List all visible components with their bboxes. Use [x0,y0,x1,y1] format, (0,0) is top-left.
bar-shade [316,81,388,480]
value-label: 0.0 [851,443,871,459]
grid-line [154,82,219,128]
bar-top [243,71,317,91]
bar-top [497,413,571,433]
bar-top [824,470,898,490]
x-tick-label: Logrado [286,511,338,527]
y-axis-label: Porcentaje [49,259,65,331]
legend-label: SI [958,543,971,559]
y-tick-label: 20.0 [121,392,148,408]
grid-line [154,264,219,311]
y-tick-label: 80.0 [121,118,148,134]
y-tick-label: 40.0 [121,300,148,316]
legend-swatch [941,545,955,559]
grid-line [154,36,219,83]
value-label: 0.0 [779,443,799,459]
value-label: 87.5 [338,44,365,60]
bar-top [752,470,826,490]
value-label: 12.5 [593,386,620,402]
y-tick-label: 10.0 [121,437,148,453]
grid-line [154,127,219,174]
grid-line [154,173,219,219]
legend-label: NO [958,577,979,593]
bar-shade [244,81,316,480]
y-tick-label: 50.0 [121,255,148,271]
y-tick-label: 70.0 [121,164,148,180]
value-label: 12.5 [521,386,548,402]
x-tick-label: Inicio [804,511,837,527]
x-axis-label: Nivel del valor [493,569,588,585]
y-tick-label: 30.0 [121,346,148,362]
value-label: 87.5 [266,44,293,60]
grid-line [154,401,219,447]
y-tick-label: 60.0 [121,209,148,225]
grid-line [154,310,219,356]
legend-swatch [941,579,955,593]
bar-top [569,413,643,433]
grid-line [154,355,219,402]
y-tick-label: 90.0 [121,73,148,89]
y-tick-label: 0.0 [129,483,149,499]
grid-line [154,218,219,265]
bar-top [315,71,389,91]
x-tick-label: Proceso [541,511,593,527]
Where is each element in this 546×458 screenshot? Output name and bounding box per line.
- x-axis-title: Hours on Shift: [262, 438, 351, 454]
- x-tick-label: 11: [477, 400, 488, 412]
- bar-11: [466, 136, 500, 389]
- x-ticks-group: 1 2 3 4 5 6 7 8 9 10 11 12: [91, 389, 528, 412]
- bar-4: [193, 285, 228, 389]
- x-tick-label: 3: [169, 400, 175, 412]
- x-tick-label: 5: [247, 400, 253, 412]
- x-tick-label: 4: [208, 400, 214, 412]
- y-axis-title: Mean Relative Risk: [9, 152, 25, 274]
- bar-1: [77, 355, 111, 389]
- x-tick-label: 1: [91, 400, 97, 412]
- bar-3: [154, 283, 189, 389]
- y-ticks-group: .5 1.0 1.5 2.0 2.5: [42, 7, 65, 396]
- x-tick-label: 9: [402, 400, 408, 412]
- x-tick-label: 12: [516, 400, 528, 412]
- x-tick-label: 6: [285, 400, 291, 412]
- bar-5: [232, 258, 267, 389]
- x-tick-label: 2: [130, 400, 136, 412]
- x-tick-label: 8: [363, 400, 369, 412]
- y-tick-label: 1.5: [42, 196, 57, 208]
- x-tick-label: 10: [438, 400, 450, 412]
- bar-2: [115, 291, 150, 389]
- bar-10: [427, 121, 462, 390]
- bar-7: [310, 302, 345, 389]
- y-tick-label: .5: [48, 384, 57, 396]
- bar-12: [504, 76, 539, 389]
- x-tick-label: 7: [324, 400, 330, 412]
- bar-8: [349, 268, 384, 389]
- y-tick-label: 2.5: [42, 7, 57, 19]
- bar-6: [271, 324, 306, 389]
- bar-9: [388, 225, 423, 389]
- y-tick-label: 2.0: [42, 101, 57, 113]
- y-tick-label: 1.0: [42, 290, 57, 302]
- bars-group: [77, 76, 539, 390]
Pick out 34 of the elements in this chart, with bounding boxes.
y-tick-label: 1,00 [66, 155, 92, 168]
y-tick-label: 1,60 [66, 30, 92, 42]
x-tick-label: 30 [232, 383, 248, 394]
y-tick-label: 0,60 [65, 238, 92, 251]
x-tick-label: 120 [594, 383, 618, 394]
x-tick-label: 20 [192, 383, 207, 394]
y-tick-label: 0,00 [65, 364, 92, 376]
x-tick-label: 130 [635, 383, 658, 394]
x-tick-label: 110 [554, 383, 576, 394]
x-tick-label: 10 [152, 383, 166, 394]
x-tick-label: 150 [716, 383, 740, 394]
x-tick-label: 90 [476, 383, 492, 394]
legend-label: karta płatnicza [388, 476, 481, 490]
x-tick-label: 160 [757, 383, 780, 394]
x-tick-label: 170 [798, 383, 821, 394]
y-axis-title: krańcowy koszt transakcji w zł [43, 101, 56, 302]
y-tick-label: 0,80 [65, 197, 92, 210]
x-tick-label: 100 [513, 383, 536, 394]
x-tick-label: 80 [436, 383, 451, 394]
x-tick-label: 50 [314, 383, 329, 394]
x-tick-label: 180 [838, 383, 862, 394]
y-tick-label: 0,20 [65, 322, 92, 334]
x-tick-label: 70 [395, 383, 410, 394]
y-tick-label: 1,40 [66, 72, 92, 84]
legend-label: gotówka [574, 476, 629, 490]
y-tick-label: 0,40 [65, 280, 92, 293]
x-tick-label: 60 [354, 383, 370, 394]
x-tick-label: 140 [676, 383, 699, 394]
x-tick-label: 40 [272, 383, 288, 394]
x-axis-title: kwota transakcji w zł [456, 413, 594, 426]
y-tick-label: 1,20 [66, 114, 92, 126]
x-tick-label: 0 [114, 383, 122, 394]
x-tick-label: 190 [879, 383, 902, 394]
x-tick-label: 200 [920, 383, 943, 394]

== == ==

__Task goal__
Rewrite all the items above, replacing every occurrence of "bar-top" with "bar-cap". Leave everything else unchanged.

__Answer to the problem__
List all visible components with their bboxes. Use [x0,y0,x1,y1] format, (0,0) is top-left.
bar-shade [316,81,388,480]
value-label: 0.0 [851,443,871,459]
grid-line [154,82,219,128]
bar-cap [243,71,317,91]
bar-cap [497,413,571,433]
bar-cap [824,470,898,490]
x-tick-label: Logrado [286,511,338,527]
y-axis-label: Porcentaje [49,259,65,331]
legend-label: SI [958,543,971,559]
y-tick-label: 20.0 [121,392,148,408]
grid-line [154,264,219,311]
y-tick-label: 80.0 [121,118,148,134]
y-tick-label: 40.0 [121,300,148,316]
legend-swatch [941,545,955,559]
grid-line [154,36,219,83]
value-label: 0.0 [779,443,799,459]
value-label: 87.5 [338,44,365,60]
bar-cap [752,470,826,490]
value-label: 12.5 [593,386,620,402]
y-tick-label: 10.0 [121,437,148,453]
grid-line [154,127,219,174]
grid-line [154,173,219,219]
legend-label: NO [958,577,979,593]
bar-shade [244,81,316,480]
y-tick-label: 50.0 [121,255,148,271]
y-tick-label: 70.0 [121,164,148,180]
value-label: 12.5 [521,386,548,402]
x-tick-label: Inicio [804,511,837,527]
x-axis-label: Nivel del valor [493,569,588,585]
y-tick-label: 30.0 [121,346,148,362]
value-label: 87.5 [266,44,293,60]
grid-line [154,401,219,447]
y-tick-label: 60.0 [121,209,148,225]
grid-line [154,310,219,356]
legend-swatch [941,579,955,593]
bar-cap [569,413,643,433]
grid-line [154,355,219,402]
y-tick-label: 90.0 [121,73,148,89]
y-tick-label: 0.0 [129,483,149,499]
grid-line [154,218,219,265]
bar-cap [315,71,389,91]
x-tick-label: Proceso [541,511,593,527]
Where is each element in this 546×458 screenshot? Output name and bounding box per line.
- x-axis-title: Hours on Shift: [262, 438, 351, 454]
- x-tick-label: 11: [477, 400, 488, 412]
- bar-11: [466, 136, 500, 389]
- x-ticks-group: 1 2 3 4 5 6 7 8 9 10 11 12: [91, 389, 528, 412]
- bar-4: [193, 285, 228, 389]
- x-tick-label: 3: [169, 400, 175, 412]
- x-tick-label: 5: [247, 400, 253, 412]
- x-tick-label: 4: [208, 400, 214, 412]
- y-axis-title: Mean Relative Risk: [9, 152, 25, 274]
- bar-1: [77, 355, 111, 389]
- x-tick-label: 1: [91, 400, 97, 412]
- bar-3: [154, 283, 189, 389]
- y-ticks-group: .5 1.0 1.5 2.0 2.5: [42, 7, 65, 396]
- x-tick-label: 9: [402, 400, 408, 412]
- x-tick-label: 12: [516, 400, 528, 412]
- x-tick-label: 6: [285, 400, 291, 412]
- bar-5: [232, 258, 267, 389]
- x-tick-label: 2: [130, 400, 136, 412]
- x-tick-label: 8: [363, 400, 369, 412]
- y-tick-label: 1.5: [42, 196, 57, 208]
- x-tick-label: 10: [438, 400, 450, 412]
- bar-2: [115, 291, 150, 389]
- bar-10: [427, 121, 462, 390]
- bar-7: [310, 302, 345, 389]
- y-tick-label: .5: [48, 384, 57, 396]
- bar-12: [504, 76, 539, 389]
- x-tick-label: 7: [324, 400, 330, 412]
- bar-8: [349, 268, 384, 389]
- y-tick-label: 2.5: [42, 7, 57, 19]
- bar-6: [271, 324, 306, 389]
- bar-9: [388, 225, 423, 389]
- y-tick-label: 2.0: [42, 101, 57, 113]
- y-tick-label: 1.0: [42, 290, 57, 302]
- bars-group: [77, 76, 539, 390]
Pick out 34 of the elements in this chart, with bounding boxes.
y-tick-label: 1,00 [66, 155, 92, 168]
y-tick-label: 1,60 [66, 30, 92, 42]
x-tick-label: 30 [232, 383, 248, 394]
y-tick-label: 0,60 [65, 238, 92, 251]
x-tick-label: 120 [594, 383, 618, 394]
x-tick-label: 20 [192, 383, 207, 394]
y-tick-label: 0,00 [65, 364, 92, 376]
x-tick-label: 130 [635, 383, 658, 394]
x-tick-label: 110 [554, 383, 576, 394]
x-tick-label: 10 [152, 383, 166, 394]
x-tick-label: 150 [716, 383, 740, 394]
x-tick-label: 90 [476, 383, 492, 394]
legend-label: karta płatnicza [388, 476, 481, 490]
x-tick-label: 160 [757, 383, 780, 394]
x-tick-label: 170 [798, 383, 821, 394]
y-axis-title: krańcowy koszt transakcji w zł [43, 101, 56, 302]
y-tick-label: 0,80 [65, 197, 92, 210]
x-tick-label: 100 [513, 383, 536, 394]
x-tick-label: 80 [436, 383, 451, 394]
x-tick-label: 50 [314, 383, 329, 394]
x-tick-label: 180 [838, 383, 862, 394]
y-tick-label: 0,20 [65, 322, 92, 334]
x-tick-label: 70 [395, 383, 410, 394]
y-tick-label: 1,40 [66, 72, 92, 84]
legend-label: gotówka [574, 476, 629, 490]
y-tick-label: 0,40 [65, 280, 92, 293]
x-tick-label: 60 [354, 383, 370, 394]
x-tick-label: 140 [676, 383, 699, 394]
x-tick-label: 40 [272, 383, 288, 394]
x-axis-title: kwota transakcji w zł [456, 413, 594, 426]
y-tick-label: 1,20 [66, 114, 92, 126]
x-tick-label: 0 [114, 383, 122, 394]
x-tick-label: 190 [879, 383, 902, 394]
x-tick-label: 200 [920, 383, 943, 394]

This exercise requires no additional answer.